Material for this task —
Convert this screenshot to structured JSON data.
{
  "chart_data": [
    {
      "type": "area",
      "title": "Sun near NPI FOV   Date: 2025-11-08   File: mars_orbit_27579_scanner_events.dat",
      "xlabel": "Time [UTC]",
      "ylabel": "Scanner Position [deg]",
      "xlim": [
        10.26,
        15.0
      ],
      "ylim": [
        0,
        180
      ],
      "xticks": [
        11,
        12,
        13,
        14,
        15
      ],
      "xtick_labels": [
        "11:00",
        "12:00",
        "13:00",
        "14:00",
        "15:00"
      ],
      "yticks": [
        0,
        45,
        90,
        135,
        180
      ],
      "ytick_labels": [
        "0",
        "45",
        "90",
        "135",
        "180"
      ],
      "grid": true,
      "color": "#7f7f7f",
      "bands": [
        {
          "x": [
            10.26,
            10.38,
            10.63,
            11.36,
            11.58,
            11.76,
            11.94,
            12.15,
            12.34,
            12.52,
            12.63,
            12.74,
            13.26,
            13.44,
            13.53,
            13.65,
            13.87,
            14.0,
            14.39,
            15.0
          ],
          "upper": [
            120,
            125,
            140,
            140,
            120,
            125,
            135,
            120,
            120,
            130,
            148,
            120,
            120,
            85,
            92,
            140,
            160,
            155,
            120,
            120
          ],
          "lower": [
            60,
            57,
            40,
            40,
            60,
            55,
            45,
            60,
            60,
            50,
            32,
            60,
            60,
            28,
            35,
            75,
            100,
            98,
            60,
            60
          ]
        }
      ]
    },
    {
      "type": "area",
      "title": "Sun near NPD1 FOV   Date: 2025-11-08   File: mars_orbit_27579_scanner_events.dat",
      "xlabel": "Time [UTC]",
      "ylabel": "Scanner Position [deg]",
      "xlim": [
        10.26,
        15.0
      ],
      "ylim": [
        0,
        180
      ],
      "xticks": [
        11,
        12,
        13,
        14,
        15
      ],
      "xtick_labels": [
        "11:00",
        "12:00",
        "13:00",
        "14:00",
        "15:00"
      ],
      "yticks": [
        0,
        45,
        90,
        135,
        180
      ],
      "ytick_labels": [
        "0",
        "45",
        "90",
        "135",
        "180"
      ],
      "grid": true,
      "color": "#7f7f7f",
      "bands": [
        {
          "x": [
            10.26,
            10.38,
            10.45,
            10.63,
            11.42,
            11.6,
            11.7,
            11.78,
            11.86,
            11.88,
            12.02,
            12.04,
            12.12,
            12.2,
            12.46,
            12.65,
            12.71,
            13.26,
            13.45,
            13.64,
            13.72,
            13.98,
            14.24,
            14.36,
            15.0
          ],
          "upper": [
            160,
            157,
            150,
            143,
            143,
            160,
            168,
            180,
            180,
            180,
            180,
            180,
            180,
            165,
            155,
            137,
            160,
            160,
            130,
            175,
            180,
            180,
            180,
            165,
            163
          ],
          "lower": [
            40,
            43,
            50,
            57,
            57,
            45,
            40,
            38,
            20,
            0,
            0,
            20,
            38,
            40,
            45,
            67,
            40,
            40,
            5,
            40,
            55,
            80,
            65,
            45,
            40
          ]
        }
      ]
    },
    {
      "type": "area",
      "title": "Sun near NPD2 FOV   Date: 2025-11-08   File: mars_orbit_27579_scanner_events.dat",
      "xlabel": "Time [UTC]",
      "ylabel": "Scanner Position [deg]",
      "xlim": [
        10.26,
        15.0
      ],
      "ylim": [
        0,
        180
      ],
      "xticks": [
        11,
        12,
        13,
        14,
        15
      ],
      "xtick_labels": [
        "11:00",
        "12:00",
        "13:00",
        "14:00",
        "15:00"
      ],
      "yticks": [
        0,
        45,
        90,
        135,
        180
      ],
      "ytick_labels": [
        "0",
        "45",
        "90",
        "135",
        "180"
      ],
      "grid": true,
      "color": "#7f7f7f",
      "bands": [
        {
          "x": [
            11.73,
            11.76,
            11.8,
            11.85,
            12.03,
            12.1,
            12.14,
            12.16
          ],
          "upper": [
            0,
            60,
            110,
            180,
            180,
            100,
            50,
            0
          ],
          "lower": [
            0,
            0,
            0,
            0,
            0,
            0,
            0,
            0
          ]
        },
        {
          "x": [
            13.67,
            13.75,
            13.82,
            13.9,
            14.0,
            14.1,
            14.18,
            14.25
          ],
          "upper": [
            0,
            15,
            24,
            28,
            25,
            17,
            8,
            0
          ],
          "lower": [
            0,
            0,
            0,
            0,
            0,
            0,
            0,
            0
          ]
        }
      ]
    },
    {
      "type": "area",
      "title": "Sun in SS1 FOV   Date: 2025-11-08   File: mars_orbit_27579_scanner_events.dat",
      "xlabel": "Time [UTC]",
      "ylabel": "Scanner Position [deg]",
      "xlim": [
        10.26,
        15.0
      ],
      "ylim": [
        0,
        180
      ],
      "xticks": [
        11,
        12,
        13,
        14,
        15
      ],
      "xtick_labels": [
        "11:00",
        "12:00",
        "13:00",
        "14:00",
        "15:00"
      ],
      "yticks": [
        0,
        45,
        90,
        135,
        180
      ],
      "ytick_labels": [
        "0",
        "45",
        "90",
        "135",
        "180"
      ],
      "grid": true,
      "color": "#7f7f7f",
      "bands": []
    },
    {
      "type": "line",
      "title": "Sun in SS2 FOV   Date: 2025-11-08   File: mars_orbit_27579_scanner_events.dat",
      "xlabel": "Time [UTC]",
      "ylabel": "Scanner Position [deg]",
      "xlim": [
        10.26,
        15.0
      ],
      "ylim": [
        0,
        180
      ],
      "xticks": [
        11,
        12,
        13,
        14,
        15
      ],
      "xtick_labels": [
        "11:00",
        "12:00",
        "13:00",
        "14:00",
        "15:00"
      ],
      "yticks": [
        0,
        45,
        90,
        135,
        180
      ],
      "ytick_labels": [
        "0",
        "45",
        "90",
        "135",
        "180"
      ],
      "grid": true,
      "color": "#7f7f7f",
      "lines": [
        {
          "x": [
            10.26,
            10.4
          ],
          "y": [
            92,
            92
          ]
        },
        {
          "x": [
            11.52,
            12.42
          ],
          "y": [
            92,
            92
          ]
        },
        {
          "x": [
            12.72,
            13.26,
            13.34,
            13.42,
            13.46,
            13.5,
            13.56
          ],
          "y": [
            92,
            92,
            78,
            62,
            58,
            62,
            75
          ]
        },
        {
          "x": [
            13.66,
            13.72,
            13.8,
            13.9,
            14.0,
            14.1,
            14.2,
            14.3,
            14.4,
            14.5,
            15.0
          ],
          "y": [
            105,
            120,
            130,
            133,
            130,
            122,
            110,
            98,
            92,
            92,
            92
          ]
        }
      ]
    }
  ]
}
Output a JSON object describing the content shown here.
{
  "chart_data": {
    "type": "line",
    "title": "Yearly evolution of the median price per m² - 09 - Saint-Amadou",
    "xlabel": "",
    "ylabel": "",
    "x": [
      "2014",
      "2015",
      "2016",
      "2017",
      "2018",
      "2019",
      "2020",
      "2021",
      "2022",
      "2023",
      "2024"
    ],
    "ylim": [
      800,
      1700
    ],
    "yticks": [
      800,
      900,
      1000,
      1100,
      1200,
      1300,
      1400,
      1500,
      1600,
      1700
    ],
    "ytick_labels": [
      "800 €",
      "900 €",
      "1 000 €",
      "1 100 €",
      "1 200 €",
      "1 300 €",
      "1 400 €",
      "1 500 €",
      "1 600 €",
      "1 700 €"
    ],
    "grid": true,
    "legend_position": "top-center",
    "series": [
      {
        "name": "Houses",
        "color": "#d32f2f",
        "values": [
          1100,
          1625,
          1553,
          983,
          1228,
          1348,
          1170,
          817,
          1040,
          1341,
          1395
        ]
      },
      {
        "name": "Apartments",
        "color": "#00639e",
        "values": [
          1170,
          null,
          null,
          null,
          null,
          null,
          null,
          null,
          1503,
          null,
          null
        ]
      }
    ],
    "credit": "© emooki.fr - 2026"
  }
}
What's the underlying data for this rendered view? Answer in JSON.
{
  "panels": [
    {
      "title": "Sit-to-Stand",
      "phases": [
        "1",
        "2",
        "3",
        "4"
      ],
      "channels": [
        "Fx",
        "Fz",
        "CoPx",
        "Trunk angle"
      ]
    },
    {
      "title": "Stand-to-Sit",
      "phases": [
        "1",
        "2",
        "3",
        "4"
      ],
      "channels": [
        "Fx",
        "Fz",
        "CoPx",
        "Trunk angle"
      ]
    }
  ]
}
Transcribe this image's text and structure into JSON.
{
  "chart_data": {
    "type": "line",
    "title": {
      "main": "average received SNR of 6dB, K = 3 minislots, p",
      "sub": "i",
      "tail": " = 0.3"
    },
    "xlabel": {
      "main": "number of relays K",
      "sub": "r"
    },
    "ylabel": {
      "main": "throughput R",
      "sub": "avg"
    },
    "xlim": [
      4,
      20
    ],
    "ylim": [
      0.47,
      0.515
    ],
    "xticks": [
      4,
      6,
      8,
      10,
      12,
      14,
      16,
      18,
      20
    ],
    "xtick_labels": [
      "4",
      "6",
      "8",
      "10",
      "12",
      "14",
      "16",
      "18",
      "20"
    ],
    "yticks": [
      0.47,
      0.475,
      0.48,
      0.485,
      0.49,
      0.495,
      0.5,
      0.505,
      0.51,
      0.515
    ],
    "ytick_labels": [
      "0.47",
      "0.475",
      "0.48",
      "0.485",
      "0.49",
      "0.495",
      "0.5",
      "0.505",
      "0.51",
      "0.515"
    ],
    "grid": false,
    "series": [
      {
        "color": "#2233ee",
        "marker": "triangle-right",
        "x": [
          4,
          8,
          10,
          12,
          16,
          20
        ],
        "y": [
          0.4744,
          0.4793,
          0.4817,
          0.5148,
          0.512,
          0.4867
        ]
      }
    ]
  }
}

Task prompt —
From the line containing "What's the underlying" to the last line of the material, please quote every line exactly and only those.

Worked answer —
What's the underlying data for this rendered view? Answer in JSON.
{
  "panels": [
    {
      "title": "Sit-to-Stand",
      "phases": [
        "1",
        "2",
        "3",
        "4"
      ],
      "channels": [
        "Fx",
        "Fz",
        "CoPx",
        "Trunk angle"
      ]
    },
    {
      "title": "Stand-to-Sit",
      "phases": [
        "1",
        "2",
        "3",
        "4"
      ],
      "channels": [
        "Fx",
        "Fz",
        "CoPx",
        "Trunk angle"
      ]
    }
  ]
}
Transcribe this image's text and structure into JSON.
{
  "chart_data": {
    "type": "line",
    "title": {
      "main": "average received SNR of 6dB, K = 3 minislots, p",
      "sub": "i",
      "tail": " = 0.3"
    },
    "xlabel": {
      "main": "number of relays K",
      "sub": "r"
    },
    "ylabel": {
      "main": "throughput R",
      "sub": "avg"
    },
    "xlim": [
      4,
      20
    ],
    "ylim": [
      0.47,
      0.515
    ],
    "xticks": [
      4,
      6,
      8,
      10,
      12,
      14,
      16,
      18,
      20
    ],
    "xtick_labels": [
      "4",
      "6",
      "8",
      "10",
      "12",
      "14",
      "16",
      "18",
      "20"
    ],
    "yticks": [
      0.47,
      0.475,
      0.48,
      0.485,
      0.49,
      0.495,
      0.5,
      0.505,
      0.51,
      0.515
    ],
    "ytick_labels": [
      "0.47",
      "0.475",
      "0.48",
      "0.485",
      "0.49",
      "0.495",
      "0.5",
      "0.505",
      "0.51",
      "0.515"
    ],
    "grid": false,
    "series": [
      {
        "color": "#2233ee",
        "marker": "triangle-right",
        "x": [
          4,
          8,
          10,
          12,
          16,
          20
        ],
        "y": [
          0.4744,
          0.4793,
          0.4817,
          0.5148,
          0.512,
          0.4867
        ]
      }
    ]
  }
}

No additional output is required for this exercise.